-- START Record list --

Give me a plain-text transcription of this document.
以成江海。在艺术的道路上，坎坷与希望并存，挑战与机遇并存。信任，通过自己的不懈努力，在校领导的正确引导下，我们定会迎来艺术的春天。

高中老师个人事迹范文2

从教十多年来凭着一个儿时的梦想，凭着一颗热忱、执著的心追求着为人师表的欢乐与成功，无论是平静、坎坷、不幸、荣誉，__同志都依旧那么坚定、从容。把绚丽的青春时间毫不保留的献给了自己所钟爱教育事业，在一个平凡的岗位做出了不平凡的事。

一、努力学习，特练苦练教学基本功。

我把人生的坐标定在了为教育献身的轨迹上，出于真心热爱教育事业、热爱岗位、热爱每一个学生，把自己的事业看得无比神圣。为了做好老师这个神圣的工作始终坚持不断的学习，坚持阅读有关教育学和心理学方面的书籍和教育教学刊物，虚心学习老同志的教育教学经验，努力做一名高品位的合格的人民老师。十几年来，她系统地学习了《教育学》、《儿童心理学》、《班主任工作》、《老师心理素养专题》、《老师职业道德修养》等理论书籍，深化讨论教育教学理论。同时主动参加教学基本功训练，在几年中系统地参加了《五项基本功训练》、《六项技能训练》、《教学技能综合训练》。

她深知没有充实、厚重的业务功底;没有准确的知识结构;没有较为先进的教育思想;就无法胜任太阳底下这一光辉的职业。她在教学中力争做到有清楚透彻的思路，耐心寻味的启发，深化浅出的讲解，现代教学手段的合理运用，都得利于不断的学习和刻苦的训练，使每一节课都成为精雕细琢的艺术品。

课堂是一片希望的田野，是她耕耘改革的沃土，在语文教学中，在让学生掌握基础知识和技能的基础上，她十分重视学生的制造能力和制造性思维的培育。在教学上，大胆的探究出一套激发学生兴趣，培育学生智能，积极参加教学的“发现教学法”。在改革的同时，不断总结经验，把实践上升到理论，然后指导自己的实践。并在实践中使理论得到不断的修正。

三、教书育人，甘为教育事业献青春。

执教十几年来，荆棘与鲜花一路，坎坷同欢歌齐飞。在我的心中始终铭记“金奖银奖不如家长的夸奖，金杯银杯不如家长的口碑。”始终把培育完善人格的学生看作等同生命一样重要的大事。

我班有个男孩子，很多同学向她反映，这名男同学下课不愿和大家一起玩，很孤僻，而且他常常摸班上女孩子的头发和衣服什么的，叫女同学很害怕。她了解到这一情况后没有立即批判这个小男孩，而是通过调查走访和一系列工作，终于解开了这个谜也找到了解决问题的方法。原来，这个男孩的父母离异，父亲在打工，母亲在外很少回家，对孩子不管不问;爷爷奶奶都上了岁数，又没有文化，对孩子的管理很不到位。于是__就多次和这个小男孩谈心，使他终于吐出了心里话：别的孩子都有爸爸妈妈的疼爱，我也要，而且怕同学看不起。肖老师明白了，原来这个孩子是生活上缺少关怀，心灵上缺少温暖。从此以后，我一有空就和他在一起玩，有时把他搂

-- END Record list --

▶ _Given problem_
Your task is to output the full set of records exactly as presented.

▶ _Task result_
Give me a plain-text transcription of this document.
以成江海。在艺术的道路上，坎坷与希望并存，挑战与机遇并存。信任，通过自己的不懈努力，在校领导的正确引导下，我们定会迎来艺术的春天。

高中老师个人事迹范文2

从教十多年来凭着一个儿时的梦想，凭着一颗热忱、执著的心追求着为人师表的欢乐与成功，无论是平静、坎坷、不幸、荣誉，__同志都依旧那么坚定、从容。把绚丽的青春时间毫不保留的献给了自己所钟爱教育事业，在一个平凡的岗位做出了不平凡的事。

一、努力学习，特练苦练教学基本功。

我把人生的坐标定在了为教育献身的轨迹上，出于真心热爱教育事业、热爱岗位、热爱每一个学生，把自己的事业看得无比神圣。为了做好老师这个神圣的工作始终坚持不断的学习，坚持阅读有关教育学和心理学方面的书籍和教育教学刊物，虚心学习老同志的教育教学经验，努力做一名高品位的合格的人民老师。十几年来，她系统地学习了《教育学》、《儿童心理学》、《班主任工作》、《老师心理素养专题》、《老师职业道德修养》等理论书籍，深化讨论教育教学理论。同时主动参加教学基本功训练，在几年中系统地参加了《五项基本功训练》、《六项技能训练》、《教学技能综合训练》。

她深知没有充实、厚重的业务功底;没有准确的知识结构;没有较为先进的教育思想;就无法胜任太阳底下这一光辉的职业。她在教学中力争做到有清楚透彻的思路，耐心寻味的启发，深化浅出的讲解，现代教学手段的合理运用，都得利于不断的学习和刻苦的训练，使每一节课都成为精雕细琢的艺术品。

课堂是一片希望的田野，是她耕耘改革的沃土，在语文教学中，在让学生掌握基础知识和技能的基础上，她十分重视学生的制造能力和制造性思维的培育。在教学上，大胆的探究出一套激发学生兴趣，培育学生智能，积极参加教学的“发现教学法”。在改革的同时，不断总结经验，把实践上升到理论，然后指导自己的实践。并在实践中使理论得到不断的修正。

三、教书育人，甘为教育事业献青春。

执教十几年来，荆棘与鲜花一路，坎坷同欢歌齐飞。在我的心中始终铭记“金奖银奖不如家长的夸奖，金杯银杯不如家长的口碑。”始终把培育完善人格的学生看作等同生命一样重要的大事。

我班有个男孩子，很多同学向她反映，这名男同学下课不愿和大家一起玩，很孤僻，而且他常常摸班上女孩子的头发和衣服什么的，叫女同学很害怕。她了解到这一情况后没有立即批判这个小男孩，而是通过调查走访和一系列工作，终于解开了这个谜也找到了解决问题的方法。原来，这个男孩的父母离异，父亲在打工，母亲在外很少回家，对孩子不管不问;爷爷奶奶都上了岁数，又没有文化，对孩子的管理很不到位。于是__就多次和这个小男孩谈心，使他终于吐出了心里话：别的孩子都有爸爸妈妈的疼爱，我也要，而且怕同学看不起。肖老师明白了，原来这个孩子是生活上缺少关怀，心灵上缺少温暖。从此以后，我一有空就和他在一起玩，有时把他搂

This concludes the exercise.